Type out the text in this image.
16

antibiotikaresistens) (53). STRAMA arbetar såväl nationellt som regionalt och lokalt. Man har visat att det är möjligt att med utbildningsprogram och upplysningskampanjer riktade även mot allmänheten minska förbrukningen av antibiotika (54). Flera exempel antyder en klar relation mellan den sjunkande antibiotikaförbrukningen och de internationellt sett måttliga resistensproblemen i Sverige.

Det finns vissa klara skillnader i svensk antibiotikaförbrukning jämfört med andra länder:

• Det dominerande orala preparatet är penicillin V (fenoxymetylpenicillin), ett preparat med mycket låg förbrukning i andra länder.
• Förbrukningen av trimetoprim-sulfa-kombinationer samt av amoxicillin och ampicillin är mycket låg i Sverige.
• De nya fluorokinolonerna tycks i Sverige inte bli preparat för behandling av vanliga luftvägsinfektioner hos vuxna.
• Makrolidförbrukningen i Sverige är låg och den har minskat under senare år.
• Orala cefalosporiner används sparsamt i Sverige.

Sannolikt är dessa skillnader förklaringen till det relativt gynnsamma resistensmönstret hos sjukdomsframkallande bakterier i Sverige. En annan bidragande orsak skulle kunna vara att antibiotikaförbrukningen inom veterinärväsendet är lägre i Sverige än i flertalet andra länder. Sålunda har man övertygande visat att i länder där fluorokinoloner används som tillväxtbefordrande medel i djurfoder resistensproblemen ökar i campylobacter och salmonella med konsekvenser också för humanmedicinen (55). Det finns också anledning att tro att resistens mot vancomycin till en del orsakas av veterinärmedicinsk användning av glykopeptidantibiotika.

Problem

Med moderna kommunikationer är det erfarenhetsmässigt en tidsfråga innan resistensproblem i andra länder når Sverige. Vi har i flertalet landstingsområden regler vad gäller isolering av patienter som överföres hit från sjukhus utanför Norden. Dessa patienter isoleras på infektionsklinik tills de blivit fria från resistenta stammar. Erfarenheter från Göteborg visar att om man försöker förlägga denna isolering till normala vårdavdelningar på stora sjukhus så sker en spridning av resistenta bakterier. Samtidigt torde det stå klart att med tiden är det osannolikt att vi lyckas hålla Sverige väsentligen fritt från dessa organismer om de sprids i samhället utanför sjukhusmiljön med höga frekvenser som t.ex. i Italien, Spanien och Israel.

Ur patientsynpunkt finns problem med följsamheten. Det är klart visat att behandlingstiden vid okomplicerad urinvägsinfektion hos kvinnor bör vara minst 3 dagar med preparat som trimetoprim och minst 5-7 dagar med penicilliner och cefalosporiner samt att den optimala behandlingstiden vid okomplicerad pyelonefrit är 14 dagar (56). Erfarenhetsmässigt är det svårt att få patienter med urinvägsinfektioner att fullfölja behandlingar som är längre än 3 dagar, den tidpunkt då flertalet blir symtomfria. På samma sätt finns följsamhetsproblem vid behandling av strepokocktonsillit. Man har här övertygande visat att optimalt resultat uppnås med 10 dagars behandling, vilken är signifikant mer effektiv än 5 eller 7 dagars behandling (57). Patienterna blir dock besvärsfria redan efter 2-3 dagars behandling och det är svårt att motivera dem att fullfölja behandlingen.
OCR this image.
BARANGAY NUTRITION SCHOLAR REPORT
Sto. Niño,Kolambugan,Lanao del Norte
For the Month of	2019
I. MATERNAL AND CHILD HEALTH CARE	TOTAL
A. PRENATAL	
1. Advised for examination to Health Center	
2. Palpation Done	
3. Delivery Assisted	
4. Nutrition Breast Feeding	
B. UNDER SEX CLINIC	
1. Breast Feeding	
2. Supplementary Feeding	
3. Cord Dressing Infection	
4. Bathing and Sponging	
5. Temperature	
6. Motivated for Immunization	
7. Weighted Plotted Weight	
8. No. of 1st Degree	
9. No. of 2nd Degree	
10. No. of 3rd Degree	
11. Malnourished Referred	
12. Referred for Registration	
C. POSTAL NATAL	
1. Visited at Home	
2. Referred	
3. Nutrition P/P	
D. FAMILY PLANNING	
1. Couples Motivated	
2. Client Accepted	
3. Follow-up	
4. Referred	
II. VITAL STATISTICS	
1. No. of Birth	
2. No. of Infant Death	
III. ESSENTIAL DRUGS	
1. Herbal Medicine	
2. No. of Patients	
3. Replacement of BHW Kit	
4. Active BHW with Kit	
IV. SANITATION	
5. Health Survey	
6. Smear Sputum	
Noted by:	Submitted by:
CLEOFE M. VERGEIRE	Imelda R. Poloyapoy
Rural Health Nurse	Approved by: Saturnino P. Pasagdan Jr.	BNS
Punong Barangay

● ● ● ●

Problem details
Your answer should consist of the lines above that hold the word "Degree".

Result below
8. No. of 1st Degree	
9. No. of 2nd Degree	
10. No. of 3rd Degree	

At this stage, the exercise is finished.